All lines featuring the string "name" are to be listed.

Start of Dataset content

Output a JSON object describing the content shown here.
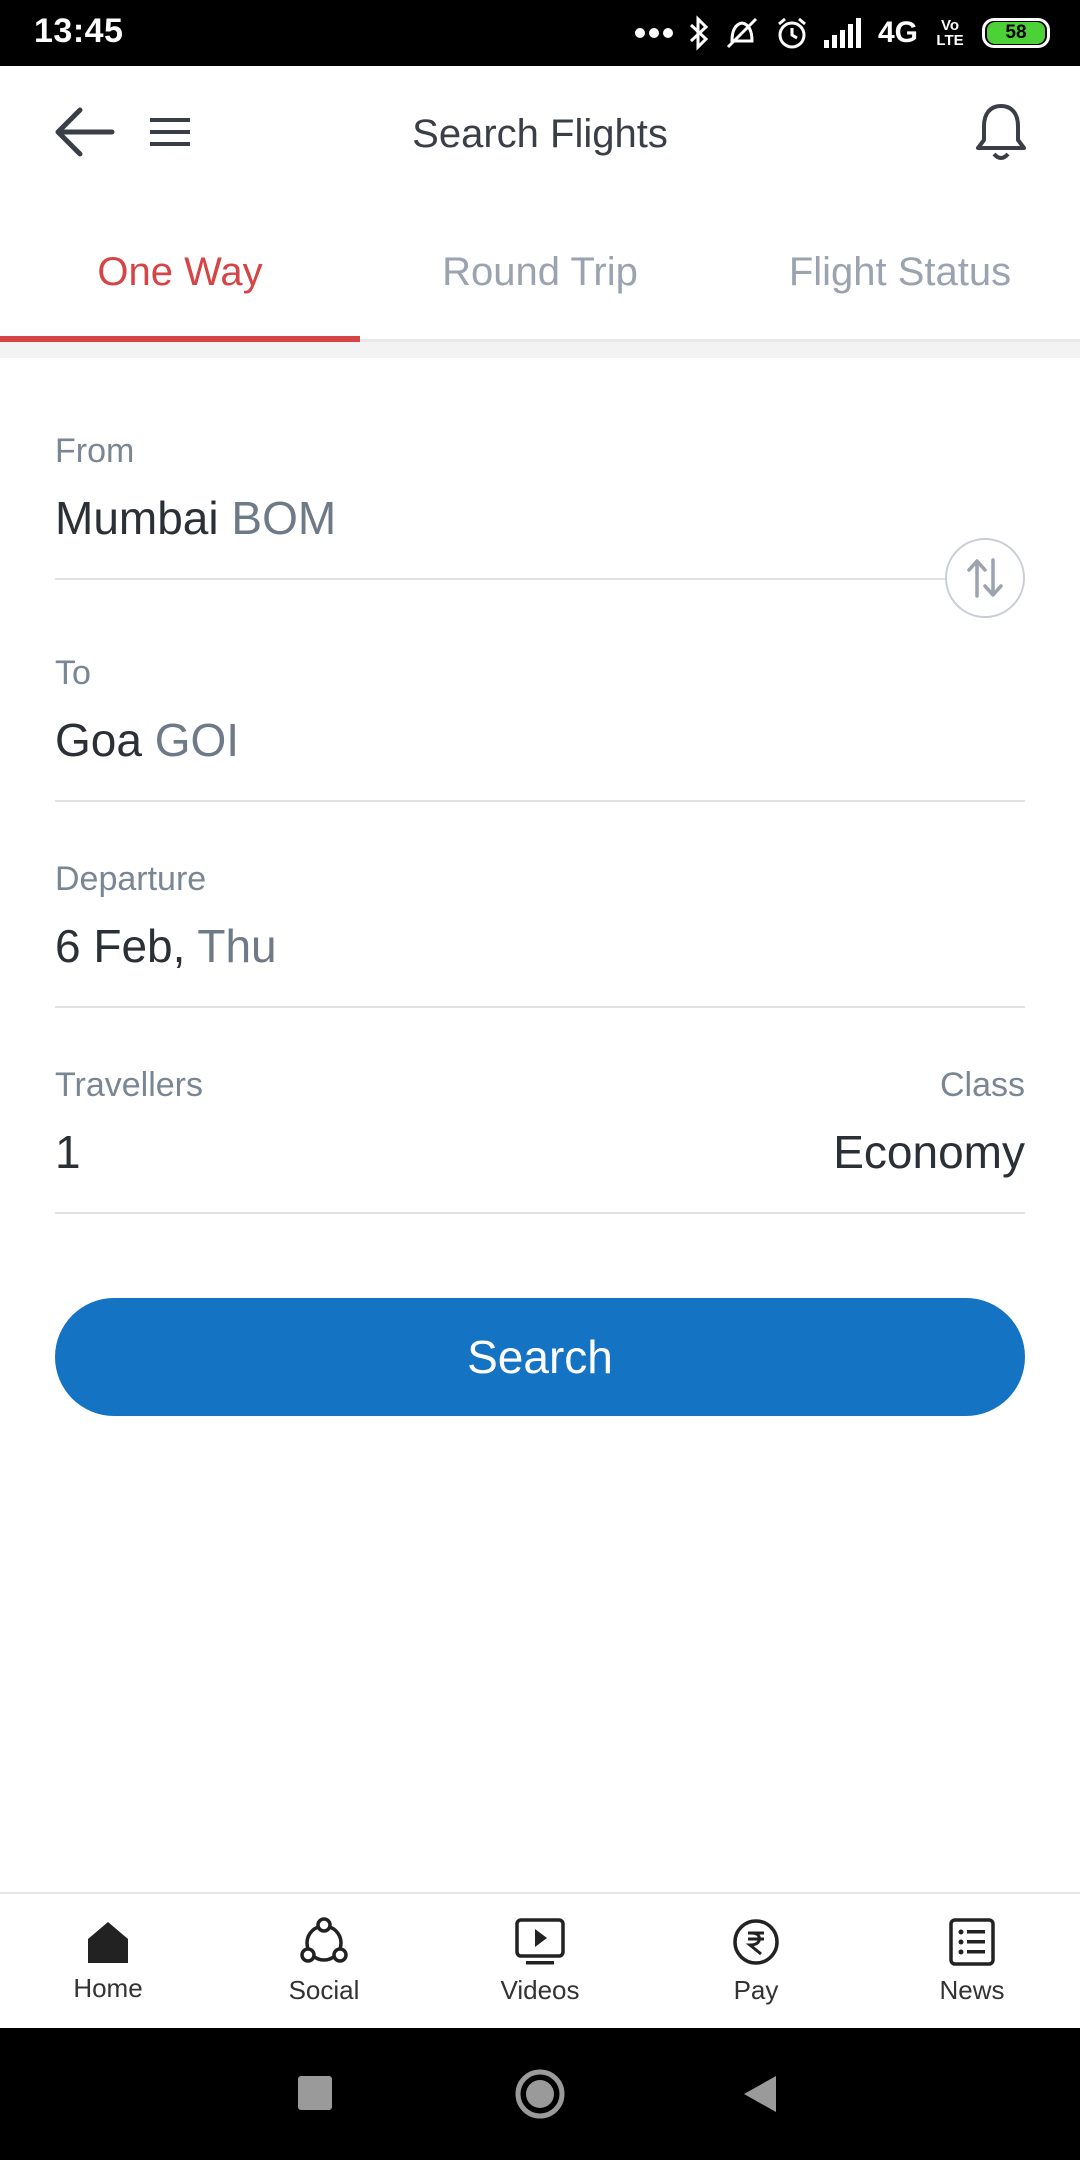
{
  "status_bar": {
    "time": "13:45",
    "network": "4G",
    "volte": "Vo LTE",
    "battery": "58"
  },
  "header": {
    "title": "Search Flights"
  },
  "tabs": [
    {
      "label": "One Way",
      "active": true
    },
    {
      "label": "Round Trip",
      "active": false
    },
    {
      "label": "Flight Status",
      "active": false
    }
  ],
  "form": {
    "from": {
      "label": "From",
      "city": "Mumbai",
      "code": "BOM"
    },
    "to": {
      "label": "To",
      "city": "Goa",
      "code": "GOI"
    },
    "departure": {
      "label": "Departure",
      "date": "6 Feb,",
      "day": "Thu"
    },
    "travellers": {
      "label": "Travellers",
      "value": "1"
    },
    "class": {
      "label": "Class",
      "value": "Economy"
    },
    "search_label": "Search"
  },
  "bottom_nav": [
    {
      "label": "Home",
      "icon": "home-icon"
    },
    {
      "label": "Social",
      "icon": "social-icon"
    },
    {
      "label": "Videos",
      "icon": "videos-icon"
    },
    {
      "label": "Pay",
      "icon": "pay-icon"
    },
    {
      "label": "News",
      "icon": "news-icon"
    }
  ],
  "colors": {
    "accent_tab": "#d64545",
    "primary_button": "#1473c2",
    "muted_text": "#7a8694"
  }
}
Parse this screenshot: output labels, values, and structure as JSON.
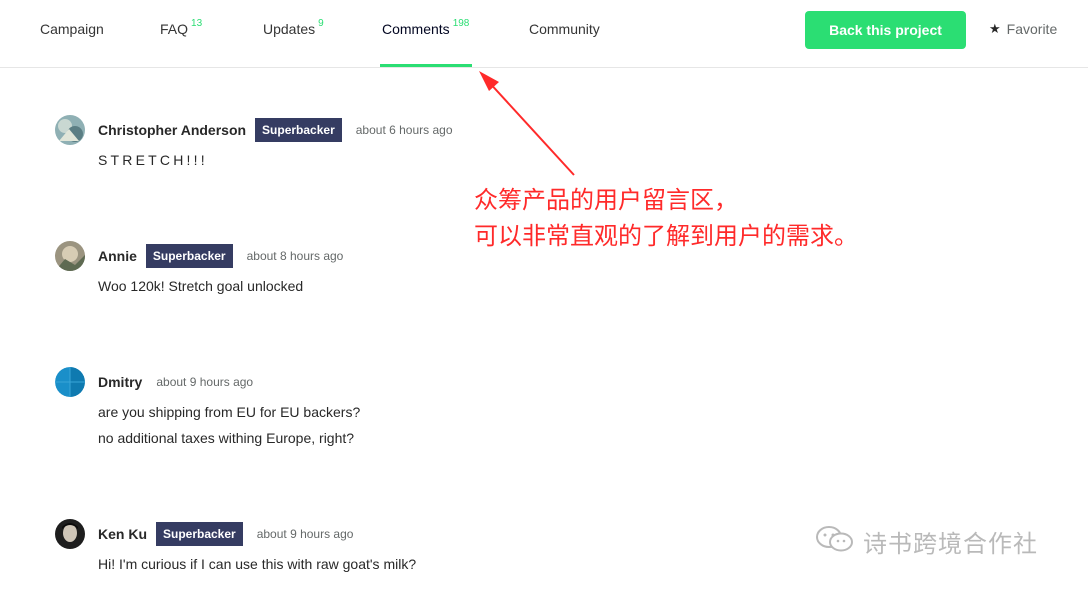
{
  "nav": {
    "tabs": [
      {
        "label": "Campaign",
        "count": ""
      },
      {
        "label": "FAQ",
        "count": "13"
      },
      {
        "label": "Updates",
        "count": "9"
      },
      {
        "label": "Comments",
        "count": "198"
      },
      {
        "label": "Community",
        "count": ""
      }
    ],
    "active_tab": "Comments",
    "back_button": "Back this project",
    "favorite_label": "Favorite"
  },
  "comments": [
    {
      "name": "Christopher Anderson",
      "badge": "Superbacker",
      "time": "about 6 hours ago",
      "lines": [
        "STRETCH!!!"
      ]
    },
    {
      "name": "Annie",
      "badge": "Superbacker",
      "time": "about 8 hours ago",
      "lines": [
        "Woo 120k! Stretch goal unlocked"
      ]
    },
    {
      "name": "Dmitry",
      "badge": "",
      "time": "about 9 hours ago",
      "lines": [
        "are you shipping from EU for EU backers?",
        "no additional taxes withing Europe, right?"
      ]
    },
    {
      "name": "Ken Ku",
      "badge": "Superbacker",
      "time": "about 9 hours ago",
      "lines": [
        "Hi! I'm curious if I can use this with raw goat's milk?"
      ]
    }
  ],
  "annotation": {
    "lines": [
      "众筹产品的用户留言区，",
      "可以非常直观的了解到用户的需求。"
    ],
    "color": "#ff2a2a"
  },
  "watermark": {
    "text": "诗书跨境合作社",
    "icon": "wechat-icon"
  },
  "colors": {
    "accent": "#2bde73",
    "badge": "#353c62"
  }
}
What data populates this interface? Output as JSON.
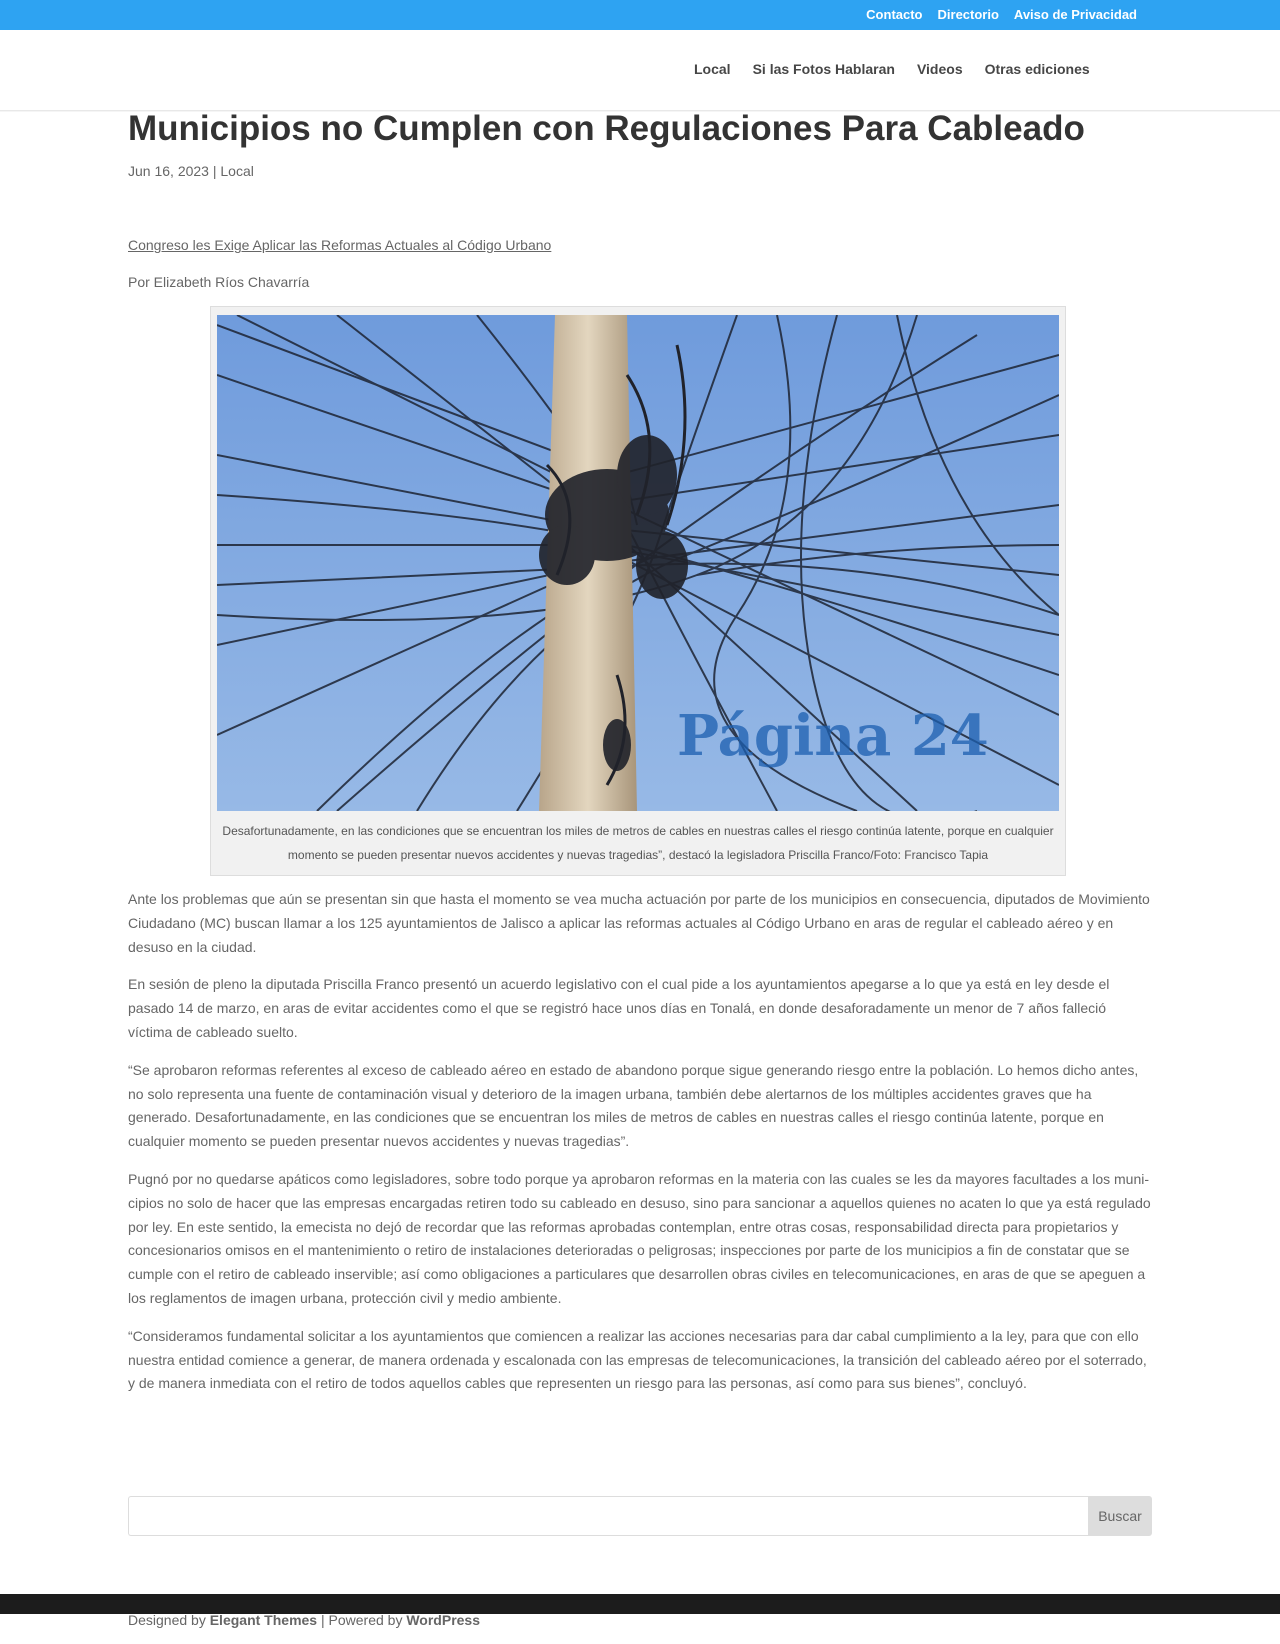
{
  "top_bar": {
    "links": [
      "Contacto",
      "Directorio",
      "Aviso de Privacidad"
    ]
  },
  "nav": {
    "items": [
      "Local",
      "Si las Fotos Hablaran",
      "Videos",
      "Otras ediciones"
    ]
  },
  "article": {
    "title": "Municipios no Cumplen con Regulaciones Para Cableado",
    "date": "Jun 16, 2023",
    "separator": "|",
    "category": "Local",
    "subtitle": "Congreso les Exige Aplicar las Reformas Actuales al Código Urbano",
    "byline": "Por Elizabeth Ríos Chavarría",
    "image": {
      "watermark": "Página 24",
      "caption": "Desafortunadamente, en las condiciones que se encuentran los miles de metros de cables en nuestras calles el riesgo continúa latente, porque en cualquier momento se pueden presentar nuevos accidentes y nuevas tragedias”, destacó la legisladora Priscilla Franco/Foto: Francisco Tapia"
    },
    "paragraphs": [
      "Ante los problemas que aún se presentan sin que hasta el momento se vea mucha actuación por parte de los municipios en consecuencia, diputados de Movimiento Ciudadano (MC) buscan llamar a los 125 ayuntamientos de Jalisco a aplicar las reformas actuales al Código Urbano en aras de regular el cableado aéreo y en desuso en la ciudad.",
      "En sesión de pleno la diputada Priscilla Franco presentó un acuerdo legislativo con el cual pide a los ayuntamientos apegarse a lo que ya está en ley desde el pasado 14 de marzo, en aras de evitar accidentes como el que se registró hace unos días en Tonalá, en donde desaforadamente un menor de 7 años falleció víctima de cableado suelto.",
      "“Se aprobaron reformas referentes al exceso de cableado aéreo en estado de abandono porque sigue generando riesgo entre la población. Lo hemos dicho antes, no solo representa una fuente de contaminación visual y deterioro de la imagen urbana, también debe alertarnos de los múltiples accidentes graves que ha generado. Desafortunadamente, en las condiciones que se encuentran los miles de metros de cables en nuestras calles el riesgo continúa latente, porque en cualquier momento se pueden presentar nuevos accidentes y nuevas tragedias”.",
      "Pugnó por no quedarse apáticos como legisladores, sobre todo porque ya aprobaron reformas en la materia con las cuales se les da mayores facultades a los muni­cipios no solo de hacer que las empresas encargadas retiren todo su cableado en desuso, sino para sancionar a aquellos quienes no acaten lo que ya está regulado por ley. En este sentido, la emecista no dejó de recordar que las reformas aprobadas contemplan, entre otras cosas, responsabilidad directa para propietarios y concesionarios omisos en el mantenimiento o retiro de instalaciones deterioradas o peligrosas; inspecciones por parte de los municipios a fin de constatar que se cumple con el retiro de cableado inservible; así como obligaciones a particulares que desarrollen obras civiles en telecomunicaciones, en aras de que se apeguen a los reglamentos de imagen urbana, protección civil y medio ambiente.",
      "“Consideramos fundamental solicitar a los ayuntamientos que comiencen a realizar las acciones necesarias para dar cabal cumplimiento a la ley, para que con ello nuestra entidad comience a generar, de manera ordenada y escalonada con las empresas de telecomunicaciones, la transición del cableado aéreo por el soterrado, y de manera inmediata con el retiro de todos aquellos cables que representen un riesgo para las personas, así como para sus bienes”, concluyó."
    ]
  },
  "search": {
    "placeholder": "",
    "button_label": "Buscar"
  },
  "footer": {
    "designed_by": "Designed by",
    "designer": "Elegant Themes",
    "powered_sep": "| Powered by",
    "platform": "WordPress"
  },
  "colors": {
    "accent": "#2ea3f2",
    "footer_bar": "#1c1c1c"
  }
}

End of Dataset content

Task response —
      "name": "Christopher Anderson",
      "name": "Annie",
      "name": "Dmitry",
      "name": "Ken Ku",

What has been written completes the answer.